▶ Problem: Without skipping anything, write out each record below exactly.

(Data records)
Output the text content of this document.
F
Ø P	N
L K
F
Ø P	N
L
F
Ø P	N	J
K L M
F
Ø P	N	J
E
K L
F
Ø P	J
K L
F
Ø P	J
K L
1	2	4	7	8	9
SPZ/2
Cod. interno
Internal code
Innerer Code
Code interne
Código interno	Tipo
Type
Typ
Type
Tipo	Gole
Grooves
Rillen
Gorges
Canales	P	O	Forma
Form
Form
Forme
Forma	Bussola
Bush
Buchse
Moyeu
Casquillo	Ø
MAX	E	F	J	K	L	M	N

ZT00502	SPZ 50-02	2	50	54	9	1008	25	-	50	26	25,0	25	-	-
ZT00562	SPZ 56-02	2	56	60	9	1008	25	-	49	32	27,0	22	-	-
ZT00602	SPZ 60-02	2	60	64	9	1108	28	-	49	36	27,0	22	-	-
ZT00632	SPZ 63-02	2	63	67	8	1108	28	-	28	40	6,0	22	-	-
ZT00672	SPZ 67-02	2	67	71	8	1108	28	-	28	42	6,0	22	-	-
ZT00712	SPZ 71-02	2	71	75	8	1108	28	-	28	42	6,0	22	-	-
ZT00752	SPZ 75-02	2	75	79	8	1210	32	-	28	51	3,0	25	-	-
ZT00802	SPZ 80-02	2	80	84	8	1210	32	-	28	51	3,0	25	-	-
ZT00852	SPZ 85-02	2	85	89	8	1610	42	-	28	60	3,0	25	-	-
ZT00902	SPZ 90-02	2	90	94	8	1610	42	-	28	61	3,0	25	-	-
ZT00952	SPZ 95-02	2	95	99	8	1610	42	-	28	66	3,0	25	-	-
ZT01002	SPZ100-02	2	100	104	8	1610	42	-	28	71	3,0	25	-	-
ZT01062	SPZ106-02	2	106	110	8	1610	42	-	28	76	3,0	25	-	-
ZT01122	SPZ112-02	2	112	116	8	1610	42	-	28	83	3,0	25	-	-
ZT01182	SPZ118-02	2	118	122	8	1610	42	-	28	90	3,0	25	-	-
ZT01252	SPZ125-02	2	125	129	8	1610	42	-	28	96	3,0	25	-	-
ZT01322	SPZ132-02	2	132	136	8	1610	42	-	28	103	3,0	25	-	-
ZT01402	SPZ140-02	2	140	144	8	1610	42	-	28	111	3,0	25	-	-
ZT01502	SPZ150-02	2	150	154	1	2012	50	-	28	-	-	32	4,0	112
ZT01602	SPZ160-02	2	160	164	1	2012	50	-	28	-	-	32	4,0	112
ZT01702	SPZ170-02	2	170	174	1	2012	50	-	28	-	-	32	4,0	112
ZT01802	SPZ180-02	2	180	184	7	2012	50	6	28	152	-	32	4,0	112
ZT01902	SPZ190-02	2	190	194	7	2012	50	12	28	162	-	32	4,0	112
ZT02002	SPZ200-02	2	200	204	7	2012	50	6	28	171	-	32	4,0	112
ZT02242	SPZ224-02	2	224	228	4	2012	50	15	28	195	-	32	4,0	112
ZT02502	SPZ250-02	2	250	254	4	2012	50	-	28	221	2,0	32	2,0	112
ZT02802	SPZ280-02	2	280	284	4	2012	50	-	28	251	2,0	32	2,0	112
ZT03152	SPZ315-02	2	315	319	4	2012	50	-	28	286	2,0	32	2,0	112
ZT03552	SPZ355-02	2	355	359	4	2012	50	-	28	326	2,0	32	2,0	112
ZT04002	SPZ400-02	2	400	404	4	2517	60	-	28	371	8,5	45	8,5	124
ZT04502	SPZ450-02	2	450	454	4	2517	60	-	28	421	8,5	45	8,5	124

▶ Task answer:
Output the text content of this document.
F
Ø P	N
L K
F
Ø P	N
L
F
Ø P	N	J
K L M
F
Ø P	N	J
E
K L
F
Ø P	J
K L
F
Ø P	J
K L
1	2	4	7	8	9
SPZ/2
Cod. interno
Internal code
Innerer Code
Code interne
Código interno	Tipo
Type
Typ
Type
Tipo	Gole
Grooves
Rillen
Gorges
Canales	P	O	Forma
Form
Form
Forme
Forma	Bussola
Bush
Buchse
Moyeu
Casquillo	Ø
MAX	E	F	J	K	L	M	N

ZT00502	SPZ 50-02	2	50	54	9	1008	25	-	50	26	25,0	25	-	-
ZT00562	SPZ 56-02	2	56	60	9	1008	25	-	49	32	27,0	22	-	-
ZT00602	SPZ 60-02	2	60	64	9	1108	28	-	49	36	27,0	22	-	-
ZT00632	SPZ 63-02	2	63	67	8	1108	28	-	28	40	6,0	22	-	-
ZT00672	SPZ 67-02	2	67	71	8	1108	28	-	28	42	6,0	22	-	-
ZT00712	SPZ 71-02	2	71	75	8	1108	28	-	28	42	6,0	22	-	-
ZT00752	SPZ 75-02	2	75	79	8	1210	32	-	28	51	3,0	25	-	-
ZT00802	SPZ 80-02	2	80	84	8	1210	32	-	28	51	3,0	25	-	-
ZT00852	SPZ 85-02	2	85	89	8	1610	42	-	28	60	3,0	25	-	-
ZT00902	SPZ 90-02	2	90	94	8	1610	42	-	28	61	3,0	25	-	-
ZT00952	SPZ 95-02	2	95	99	8	1610	42	-	28	66	3,0	25	-	-
ZT01002	SPZ100-02	2	100	104	8	1610	42	-	28	71	3,0	25	-	-
ZT01062	SPZ106-02	2	106	110	8	1610	42	-	28	76	3,0	25	-	-
ZT01122	SPZ112-02	2	112	116	8	1610	42	-	28	83	3,0	25	-	-
ZT01182	SPZ118-02	2	118	122	8	1610	42	-	28	90	3,0	25	-	-
ZT01252	SPZ125-02	2	125	129	8	1610	42	-	28	96	3,0	25	-	-
ZT01322	SPZ132-02	2	132	136	8	1610	42	-	28	103	3,0	25	-	-
ZT01402	SPZ140-02	2	140	144	8	1610	42	-	28	111	3,0	25	-	-
ZT01502	SPZ150-02	2	150	154	1	2012	50	-	28	-	-	32	4,0	112
ZT01602	SPZ160-02	2	160	164	1	2012	50	-	28	-	-	32	4,0	112
ZT01702	SPZ170-02	2	170	174	1	2012	50	-	28	-	-	32	4,0	112
ZT01802	SPZ180-02	2	180	184	7	2012	50	6	28	152	-	32	4,0	112
ZT01902	SPZ190-02	2	190	194	7	2012	50	12	28	162	-	32	4,0	112
ZT02002	SPZ200-02	2	200	204	7	2012	50	6	28	171	-	32	4,0	112
ZT02242	SPZ224-02	2	224	228	4	2012	50	15	28	195	-	32	4,0	112
ZT02502	SPZ250-02	2	250	254	4	2012	50	-	28	221	2,0	32	2,0	112
ZT02802	SPZ280-02	2	280	284	4	2012	50	-	28	251	2,0	32	2,0	112
ZT03152	SPZ315-02	2	315	319	4	2012	50	-	28	286	2,0	32	2,0	112
ZT03552	SPZ355-02	2	355	359	4	2012	50	-	28	326	2,0	32	2,0	112
ZT04002	SPZ400-02	2	400	404	4	2517	60	-	28	371	8,5	45	8,5	124
ZT04502	SPZ450-02	2	450	454	4	2517	60	-	28	421	8,5	45	8,5	124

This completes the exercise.